- RECORD EXCERPTS -
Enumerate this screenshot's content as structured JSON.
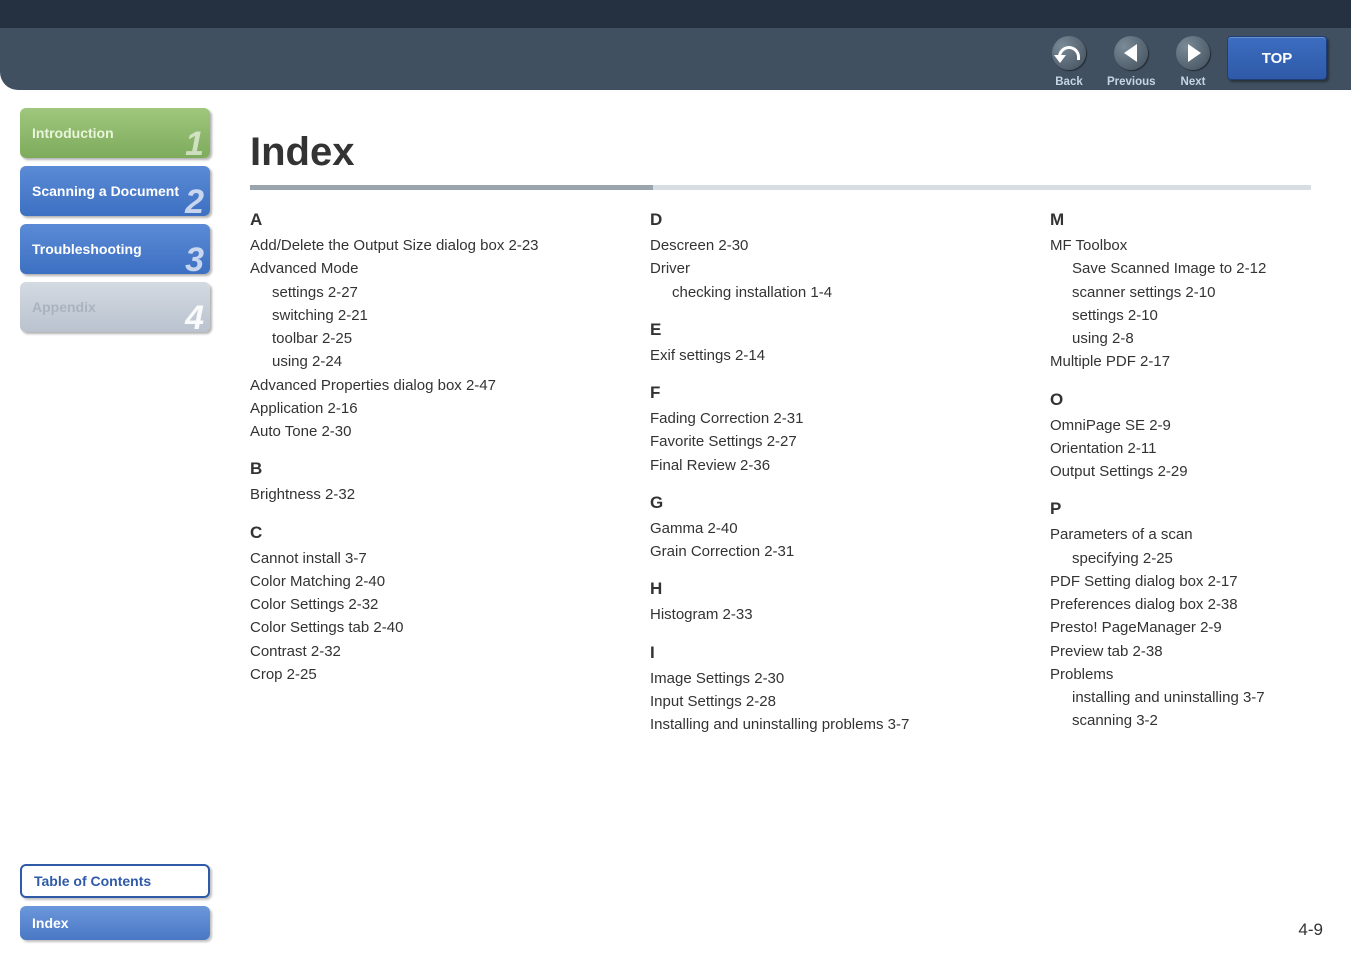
{
  "top_button": "TOP",
  "nav_buttons": {
    "back": "Back",
    "previous": "Previous",
    "next": "Next"
  },
  "side_nav": [
    {
      "label": "Introduction",
      "num": "1",
      "style": "green"
    },
    {
      "label": "Scanning a Document",
      "num": "2",
      "style": "blue"
    },
    {
      "label": "Troubleshooting",
      "num": "3",
      "style": "blue"
    },
    {
      "label": "Appendix",
      "num": "4",
      "style": "grey"
    }
  ],
  "bottom_left": {
    "toc": "Table of Contents",
    "index": "Index"
  },
  "page_title": "Index",
  "page_number": "4-9",
  "index": {
    "col1": [
      {
        "type": "letter",
        "text": "A"
      },
      {
        "type": "entry",
        "text": "Add/Delete the Output Size dialog box 2-23"
      },
      {
        "type": "entry",
        "text": "Advanced Mode"
      },
      {
        "type": "sub",
        "text": "settings 2-27"
      },
      {
        "type": "sub",
        "text": "switching 2-21"
      },
      {
        "type": "sub",
        "text": "toolbar 2-25"
      },
      {
        "type": "sub",
        "text": "using 2-24"
      },
      {
        "type": "entry",
        "text": "Advanced Properties dialog box 2-47"
      },
      {
        "type": "entry",
        "text": "Application 2-16"
      },
      {
        "type": "entry",
        "text": "Auto Tone 2-30"
      },
      {
        "type": "letter",
        "text": "B"
      },
      {
        "type": "entry",
        "text": "Brightness 2-32"
      },
      {
        "type": "letter",
        "text": "C"
      },
      {
        "type": "entry",
        "text": "Cannot install 3-7"
      },
      {
        "type": "entry",
        "text": "Color Matching 2-40"
      },
      {
        "type": "entry",
        "text": "Color Settings 2-32"
      },
      {
        "type": "entry",
        "text": "Color Settings tab 2-40"
      },
      {
        "type": "entry",
        "text": "Contrast 2-32"
      },
      {
        "type": "entry",
        "text": "Crop 2-25"
      }
    ],
    "col2": [
      {
        "type": "letter",
        "text": "D"
      },
      {
        "type": "entry",
        "text": "Descreen 2-30"
      },
      {
        "type": "entry",
        "text": "Driver"
      },
      {
        "type": "sub",
        "text": "checking installation 1-4"
      },
      {
        "type": "letter",
        "text": "E"
      },
      {
        "type": "entry",
        "text": "Exif settings 2-14"
      },
      {
        "type": "letter",
        "text": "F"
      },
      {
        "type": "entry",
        "text": "Fading Correction 2-31"
      },
      {
        "type": "entry",
        "text": "Favorite Settings 2-27"
      },
      {
        "type": "entry",
        "text": "Final Review 2-36"
      },
      {
        "type": "letter",
        "text": "G"
      },
      {
        "type": "entry",
        "text": "Gamma 2-40"
      },
      {
        "type": "entry",
        "text": "Grain Correction 2-31"
      },
      {
        "type": "letter",
        "text": "H"
      },
      {
        "type": "entry",
        "text": "Histogram 2-33"
      },
      {
        "type": "letter",
        "text": "I"
      },
      {
        "type": "entry",
        "text": "Image Settings 2-30"
      },
      {
        "type": "entry",
        "text": "Input Settings 2-28"
      },
      {
        "type": "entry",
        "text": "Installing and uninstalling problems 3-7"
      }
    ],
    "col3": [
      {
        "type": "letter",
        "text": "M"
      },
      {
        "type": "entry",
        "text": "MF Toolbox"
      },
      {
        "type": "sub",
        "text": "Save Scanned Image to 2-12"
      },
      {
        "type": "sub",
        "text": "scanner settings 2-10"
      },
      {
        "type": "sub",
        "text": "settings 2-10"
      },
      {
        "type": "sub",
        "text": "using 2-8"
      },
      {
        "type": "entry",
        "text": "Multiple PDF 2-17"
      },
      {
        "type": "letter",
        "text": "O"
      },
      {
        "type": "entry",
        "text": "OmniPage SE 2-9"
      },
      {
        "type": "entry",
        "text": "Orientation 2-11"
      },
      {
        "type": "entry",
        "text": "Output Settings 2-29"
      },
      {
        "type": "letter",
        "text": "P"
      },
      {
        "type": "entry",
        "text": "Parameters of a scan"
      },
      {
        "type": "sub",
        "text": "specifying 2-25"
      },
      {
        "type": "entry",
        "text": "PDF Setting dialog box 2-17"
      },
      {
        "type": "entry",
        "text": "Preferences dialog box 2-38"
      },
      {
        "type": "entry",
        "text": "Presto! PageManager 2-9"
      },
      {
        "type": "entry",
        "text": "Preview tab 2-38"
      },
      {
        "type": "entry",
        "text": "Problems"
      },
      {
        "type": "sub",
        "text": "installing and uninstalling 3-7"
      },
      {
        "type": "sub",
        "text": "scanning 3-2"
      }
    ]
  }
}
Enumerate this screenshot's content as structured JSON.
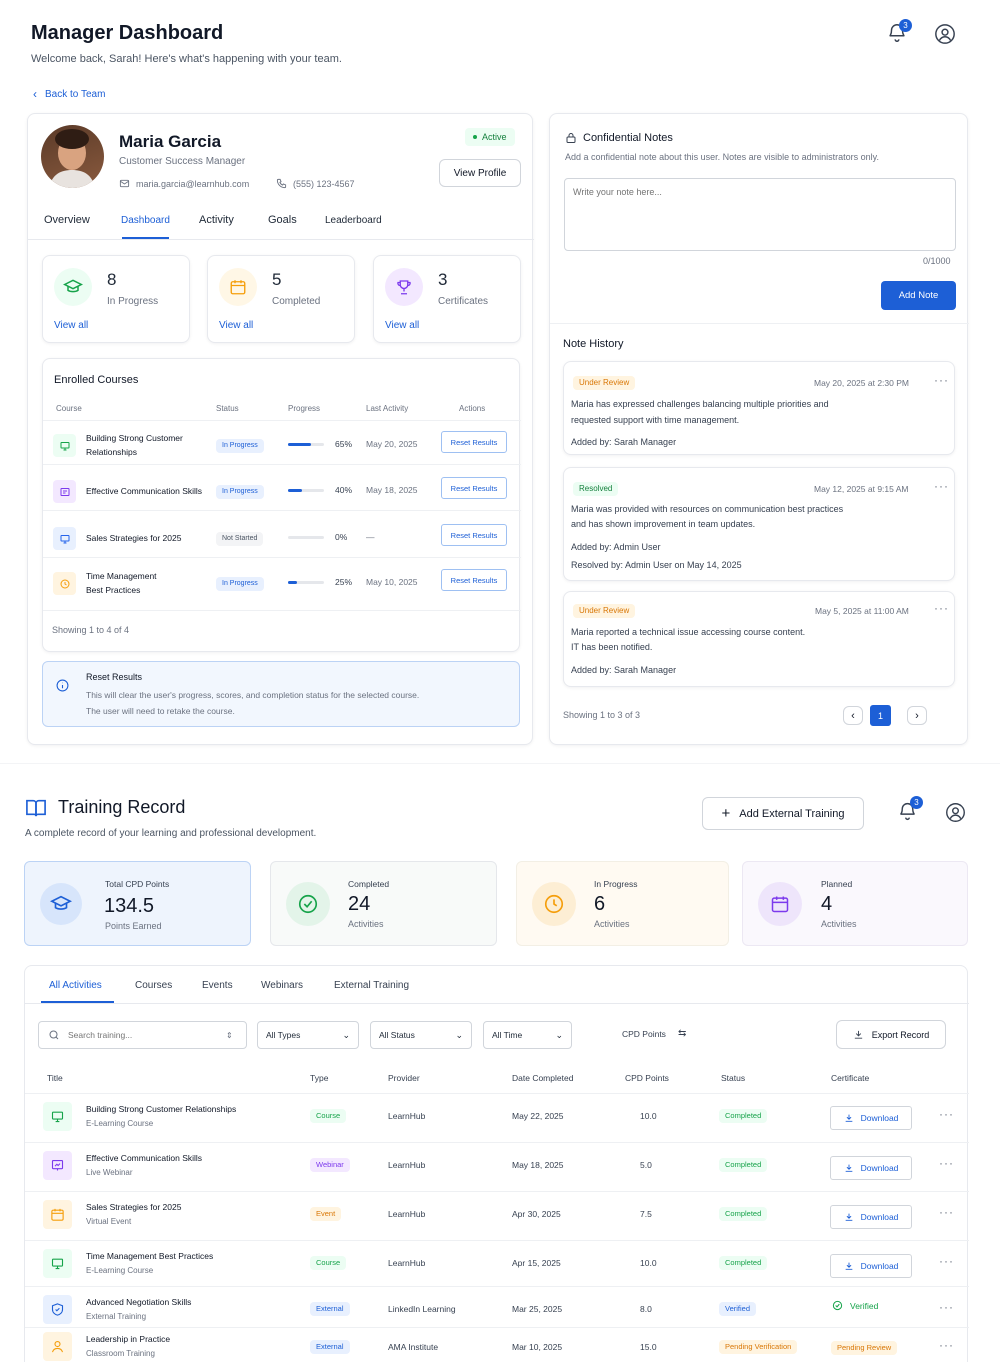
{
  "dashboard": {
    "title": "Manager Dashboard",
    "subtitle": "Welcome back, Sarah! Here's what's happening with your team.",
    "notif_count": "3",
    "back_label": "Back to Team"
  },
  "profile": {
    "name": "Maria Garcia",
    "role": "Customer Success Manager",
    "email": "maria.garcia@learnhub.com",
    "phone": "(555) 123-4567",
    "status": "Active",
    "view_profile": "View Profile",
    "tabs": [
      "Overview",
      "Dashboard",
      "Activity",
      "Goals",
      "Leaderboard"
    ],
    "active_tab": "Dashboard"
  },
  "stats": [
    {
      "value": "8",
      "label": "In Progress",
      "link": "View all",
      "icon": "graduation-cap-icon",
      "color": "#16a34a"
    },
    {
      "value": "5",
      "label": "Completed",
      "link": "View all",
      "icon": "calendar-icon",
      "color": "#f59e0b"
    },
    {
      "value": "3",
      "label": "Certificates",
      "link": "View all",
      "icon": "trophy-icon",
      "color": "#7c3aed"
    }
  ],
  "enrolled": {
    "title": "Enrolled Courses",
    "columns": [
      "Course",
      "Status",
      "Progress",
      "Last Activity",
      "Actions"
    ],
    "rows": [
      {
        "name": "Building Strong Customer Relationships",
        "line1": "Building Strong Customer",
        "line2": "Relationships",
        "status": "In Progress",
        "progress": 65,
        "progress_label": "65%",
        "last": "May 20, 2025",
        "action": "Reset Results",
        "color": "#16a34a"
      },
      {
        "name": "Effective Communication Skills",
        "line1": "Effective Communication Skills",
        "line2": "",
        "status": "In Progress",
        "progress": 40,
        "progress_label": "40%",
        "last": "May 18, 2025",
        "action": "Reset Results",
        "color": "#7c3aed"
      },
      {
        "name": "Sales Strategies for 2025",
        "line1": "Sales Strategies for 2025",
        "line2": "",
        "status": "Not Started",
        "progress": 0,
        "progress_label": "0%",
        "last": "—",
        "action": "Reset Results",
        "color": "#2563eb"
      },
      {
        "name": "Time Management Best Practices",
        "line1": "Time Management",
        "line2": "Best Practices",
        "status": "In Progress",
        "progress": 25,
        "progress_label": "25%",
        "last": "May 10, 2025",
        "action": "Reset Results",
        "color": "#f59e0b"
      }
    ],
    "showing": "Showing 1 to 4 of 4"
  },
  "reset_info": {
    "title": "Reset Results",
    "line1": "This will clear the user's progress, scores, and completion status for the selected course.",
    "line2": "The user will need to retake the course."
  },
  "notes": {
    "title": "Confidential Notes",
    "desc": "Add a confidential note about this user. Notes are visible to administrators only.",
    "placeholder": "Write your note here...",
    "counter": "0/1000",
    "add_btn": "Add Note",
    "history_title": "Note History",
    "items": [
      {
        "status": "Under Review",
        "date": "May 20, 2025 at 2:30 PM",
        "line1": "Maria has expressed challenges balancing multiple priorities and",
        "line2": "requested support with time management.",
        "added": "Added by: Sarah Manager",
        "resolved": ""
      },
      {
        "status": "Resolved",
        "date": "May 12, 2025 at 9:15 AM",
        "line1": "Maria was provided with resources on communication best practices",
        "line2": "and has shown improvement in team updates.",
        "added": "Added by: Admin User",
        "resolved": "Resolved by: Admin User on May 14, 2025"
      },
      {
        "status": "Under Review",
        "date": "May 5, 2025 at 11:00 AM",
        "line1": "Maria reported a technical issue accessing course content.",
        "line2": "IT has been notified.",
        "added": "Added by: Sarah Manager",
        "resolved": ""
      }
    ],
    "showing": "Showing 1 to 3 of 3",
    "page": "1"
  },
  "training": {
    "title": "Training Record",
    "subtitle": "A complete record of your learning and professional development.",
    "add_btn": "Add External Training",
    "notif_count": "3",
    "kpis": [
      {
        "label": "Total CPD Points",
        "value": "134.5",
        "sub": "Points Earned",
        "icon": "graduation-cap-icon"
      },
      {
        "label": "Completed",
        "value": "24",
        "sub": "Activities",
        "icon": "check-circle-icon"
      },
      {
        "label": "In Progress",
        "value": "6",
        "sub": "Activities",
        "icon": "clock-icon"
      },
      {
        "label": "Planned",
        "value": "4",
        "sub": "Activities",
        "icon": "calendar-icon"
      }
    ],
    "tabs": [
      "All Activities",
      "Courses",
      "Events",
      "Webinars",
      "External Training"
    ],
    "search_placeholder": "Search training...",
    "filters": [
      "All Types",
      "All Status",
      "All Time"
    ],
    "cpd_sort": "CPD Points",
    "export_btn": "Export Record",
    "columns": [
      "Title",
      "Type",
      "Provider",
      "Date Completed",
      "CPD Points",
      "Status",
      "Certificate"
    ],
    "rows": [
      {
        "title": "Building Strong Customer Relationships",
        "sub": "E-Learning Course",
        "type": "Course",
        "provider": "LearnHub",
        "date": "May 22, 2025",
        "points": "10.0",
        "status": "Completed",
        "cert": "Download",
        "icon": "monitor-icon"
      },
      {
        "title": "Effective Communication Skills",
        "sub": "Live Webinar",
        "type": "Webinar",
        "provider": "LearnHub",
        "date": "May 18, 2025",
        "points": "5.0",
        "status": "Completed",
        "cert": "Download",
        "icon": "presentation-icon"
      },
      {
        "title": "Sales Strategies for 2025",
        "sub": "Virtual Event",
        "type": "Event",
        "provider": "LearnHub",
        "date": "Apr 30, 2025",
        "points": "7.5",
        "status": "Completed",
        "cert": "Download",
        "icon": "calendar-icon"
      },
      {
        "title": "Time Management Best Practices",
        "sub": "E-Learning Course",
        "type": "Course",
        "provider": "LearnHub",
        "date": "Apr 15, 2025",
        "points": "10.0",
        "status": "Completed",
        "cert": "Download",
        "icon": "monitor-icon"
      },
      {
        "title": "Advanced Negotiation Skills",
        "sub": "External Training",
        "type": "External",
        "provider": "LinkedIn Learning",
        "date": "Mar 25, 2025",
        "points": "8.0",
        "status": "Verified",
        "cert": "Verified",
        "icon": "shield-icon"
      },
      {
        "title": "Leadership in Practice",
        "sub": "Classroom Training",
        "type": "External",
        "provider": "AMA Institute",
        "date": "Mar 10, 2025",
        "points": "15.0",
        "status": "Pending Verification",
        "cert": "Pending Review",
        "icon": "user-icon"
      }
    ]
  },
  "colors": {
    "accent": "#1d5fd6",
    "green": "#16a34a",
    "purple": "#7c3aed",
    "amber": "#f59e0b"
  }
}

- PROBLEM TO WORK ON -
What is the number of lines that hold the string "External"? Reply with that number alone.

- RESULT OF THE EXERCISE -
5